• Goal: Retype the listing that follows, word for word.

-------- Excerpted data

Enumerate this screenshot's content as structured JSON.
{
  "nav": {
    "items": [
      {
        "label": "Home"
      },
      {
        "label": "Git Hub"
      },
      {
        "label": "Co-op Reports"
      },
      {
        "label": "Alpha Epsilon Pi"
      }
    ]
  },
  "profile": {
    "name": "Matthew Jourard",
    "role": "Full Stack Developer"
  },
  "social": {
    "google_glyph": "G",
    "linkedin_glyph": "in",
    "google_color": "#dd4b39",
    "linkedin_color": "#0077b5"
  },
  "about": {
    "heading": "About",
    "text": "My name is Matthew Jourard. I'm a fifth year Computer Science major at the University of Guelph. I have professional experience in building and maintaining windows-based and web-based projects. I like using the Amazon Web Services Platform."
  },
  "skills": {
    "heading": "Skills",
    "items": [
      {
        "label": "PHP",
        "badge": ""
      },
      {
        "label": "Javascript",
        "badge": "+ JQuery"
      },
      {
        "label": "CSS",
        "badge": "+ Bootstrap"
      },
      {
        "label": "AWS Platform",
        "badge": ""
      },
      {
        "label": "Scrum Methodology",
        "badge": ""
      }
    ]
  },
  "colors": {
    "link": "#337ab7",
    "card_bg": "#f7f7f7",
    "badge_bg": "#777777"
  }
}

----------------

• Solution below:
Enumerate this screenshot's content as structured JSON.
{
  "nav": {
    "items": [
      {
        "label": "Home"
      },
      {
        "label": "Git Hub"
      },
      {
        "label": "Co-op Reports"
      },
      {
        "label": "Alpha Epsilon Pi"
      }
    ]
  },
  "profile": {
    "name": "Matthew Jourard",
    "role": "Full Stack Developer"
  },
  "social": {
    "google_glyph": "G",
    "linkedin_glyph": "in",
    "google_color": "#dd4b39",
    "linkedin_color": "#0077b5"
  },
  "about": {
    "heading": "About",
    "text": "My name is Matthew Jourard. I'm a fifth year Computer Science major at the University of Guelph. I have professional experience in building and maintaining windows-based and web-based projects. I like using the Amazon Web Services Platform."
  },
  "skills": {
    "heading": "Skills",
    "items": [
      {
        "label": "PHP",
        "badge": ""
      },
      {
        "label": "Javascript",
        "badge": "+ JQuery"
      },
      {
        "label": "CSS",
        "badge": "+ Bootstrap"
      },
      {
        "label": "AWS Platform",
        "badge": ""
      },
      {
        "label": "Scrum Methodology",
        "badge": ""
      }
    ]
  },
  "colors": {
    "link": "#337ab7",
    "card_bg": "#f7f7f7",
    "badge_bg": "#777777"
  }
}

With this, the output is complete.